## BEGIN Material provided

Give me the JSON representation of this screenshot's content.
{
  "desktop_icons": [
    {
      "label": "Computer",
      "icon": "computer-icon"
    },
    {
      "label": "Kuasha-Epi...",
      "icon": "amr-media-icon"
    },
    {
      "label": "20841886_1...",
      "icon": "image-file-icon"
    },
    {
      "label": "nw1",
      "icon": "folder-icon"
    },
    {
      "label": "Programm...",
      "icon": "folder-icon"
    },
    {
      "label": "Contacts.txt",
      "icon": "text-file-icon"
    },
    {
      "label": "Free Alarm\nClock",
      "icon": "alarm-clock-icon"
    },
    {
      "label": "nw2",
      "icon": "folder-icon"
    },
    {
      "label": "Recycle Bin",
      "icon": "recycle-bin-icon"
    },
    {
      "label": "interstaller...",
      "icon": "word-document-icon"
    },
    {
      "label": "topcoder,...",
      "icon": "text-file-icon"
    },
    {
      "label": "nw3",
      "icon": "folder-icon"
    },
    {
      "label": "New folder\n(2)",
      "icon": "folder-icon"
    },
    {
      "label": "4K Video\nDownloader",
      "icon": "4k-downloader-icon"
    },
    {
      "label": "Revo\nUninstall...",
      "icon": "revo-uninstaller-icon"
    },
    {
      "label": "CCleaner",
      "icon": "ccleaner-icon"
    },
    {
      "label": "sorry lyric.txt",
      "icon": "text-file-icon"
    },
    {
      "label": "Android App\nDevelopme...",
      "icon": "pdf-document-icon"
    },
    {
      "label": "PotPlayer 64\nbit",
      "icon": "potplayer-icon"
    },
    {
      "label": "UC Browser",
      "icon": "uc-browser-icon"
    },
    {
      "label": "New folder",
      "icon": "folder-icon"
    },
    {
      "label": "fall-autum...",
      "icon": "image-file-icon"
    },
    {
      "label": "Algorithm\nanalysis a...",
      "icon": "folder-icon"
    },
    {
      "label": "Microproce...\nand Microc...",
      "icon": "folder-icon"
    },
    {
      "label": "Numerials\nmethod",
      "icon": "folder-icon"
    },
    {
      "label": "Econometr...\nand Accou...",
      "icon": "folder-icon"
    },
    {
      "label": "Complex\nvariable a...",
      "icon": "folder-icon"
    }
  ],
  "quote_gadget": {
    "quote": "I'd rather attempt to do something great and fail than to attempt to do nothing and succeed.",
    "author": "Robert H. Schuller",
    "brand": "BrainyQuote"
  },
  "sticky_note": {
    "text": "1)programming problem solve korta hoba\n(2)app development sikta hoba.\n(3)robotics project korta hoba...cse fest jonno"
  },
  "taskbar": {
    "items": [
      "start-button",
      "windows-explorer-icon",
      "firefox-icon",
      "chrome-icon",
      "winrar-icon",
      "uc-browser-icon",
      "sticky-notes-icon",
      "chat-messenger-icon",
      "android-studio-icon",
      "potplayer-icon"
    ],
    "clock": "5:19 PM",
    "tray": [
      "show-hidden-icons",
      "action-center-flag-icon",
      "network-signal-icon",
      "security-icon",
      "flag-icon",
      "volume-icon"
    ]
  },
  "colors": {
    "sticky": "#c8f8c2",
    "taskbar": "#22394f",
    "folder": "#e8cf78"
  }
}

## END Material provided

Extract every record and return it verbatim.

Give me the JSON representation of this screenshot's content.
{
  "desktop_icons": [
    {
      "label": "Computer",
      "icon": "computer-icon"
    },
    {
      "label": "Kuasha-Epi...",
      "icon": "amr-media-icon"
    },
    {
      "label": "20841886_1...",
      "icon": "image-file-icon"
    },
    {
      "label": "nw1",
      "icon": "folder-icon"
    },
    {
      "label": "Programm...",
      "icon": "folder-icon"
    },
    {
      "label": "Contacts.txt",
      "icon": "text-file-icon"
    },
    {
      "label": "Free Alarm\nClock",
      "icon": "alarm-clock-icon"
    },
    {
      "label": "nw2",
      "icon": "folder-icon"
    },
    {
      "label": "Recycle Bin",
      "icon": "recycle-bin-icon"
    },
    {
      "label": "interstaller...",
      "icon": "word-document-icon"
    },
    {
      "label": "topcoder,...",
      "icon": "text-file-icon"
    },
    {
      "label": "nw3",
      "icon": "folder-icon"
    },
    {
      "label": "New folder\n(2)",
      "icon": "folder-icon"
    },
    {
      "label": "4K Video\nDownloader",
      "icon": "4k-downloader-icon"
    },
    {
      "label": "Revo\nUninstall...",
      "icon": "revo-uninstaller-icon"
    },
    {
      "label": "CCleaner",
      "icon": "ccleaner-icon"
    },
    {
      "label": "sorry lyric.txt",
      "icon": "text-file-icon"
    },
    {
      "label": "Android App\nDevelopme...",
      "icon": "pdf-document-icon"
    },
    {
      "label": "PotPlayer 64\nbit",
      "icon": "potplayer-icon"
    },
    {
      "label": "UC Browser",
      "icon": "uc-browser-icon"
    },
    {
      "label": "New folder",
      "icon": "folder-icon"
    },
    {
      "label": "fall-autum...",
      "icon": "image-file-icon"
    },
    {
      "label": "Algorithm\nanalysis a...",
      "icon": "folder-icon"
    },
    {
      "label": "Microproce...\nand Microc...",
      "icon": "folder-icon"
    },
    {
      "label": "Numerials\nmethod",
      "icon": "folder-icon"
    },
    {
      "label": "Econometr...\nand Accou...",
      "icon": "folder-icon"
    },
    {
      "label": "Complex\nvariable a...",
      "icon": "folder-icon"
    }
  ],
  "quote_gadget": {
    "quote": "I'd rather attempt to do something great and fail than to attempt to do nothing and succeed.",
    "author": "Robert H. Schuller",
    "brand": "BrainyQuote"
  },
  "sticky_note": {
    "text": "1)programming problem solve korta hoba\n(2)app development sikta hoba.\n(3)robotics project korta hoba...cse fest jonno"
  },
  "taskbar": {
    "items": [
      "start-button",
      "windows-explorer-icon",
      "firefox-icon",
      "chrome-icon",
      "winrar-icon",
      "uc-browser-icon",
      "sticky-notes-icon",
      "chat-messenger-icon",
      "android-studio-icon",
      "potplayer-icon"
    ],
    "clock": "5:19 PM",
    "tray": [
      "show-hidden-icons",
      "action-center-flag-icon",
      "network-signal-icon",
      "security-icon",
      "flag-icon",
      "volume-icon"
    ]
  },
  "colors": {
    "sticky": "#c8f8c2",
    "taskbar": "#22394f",
    "folder": "#e8cf78"
  }
}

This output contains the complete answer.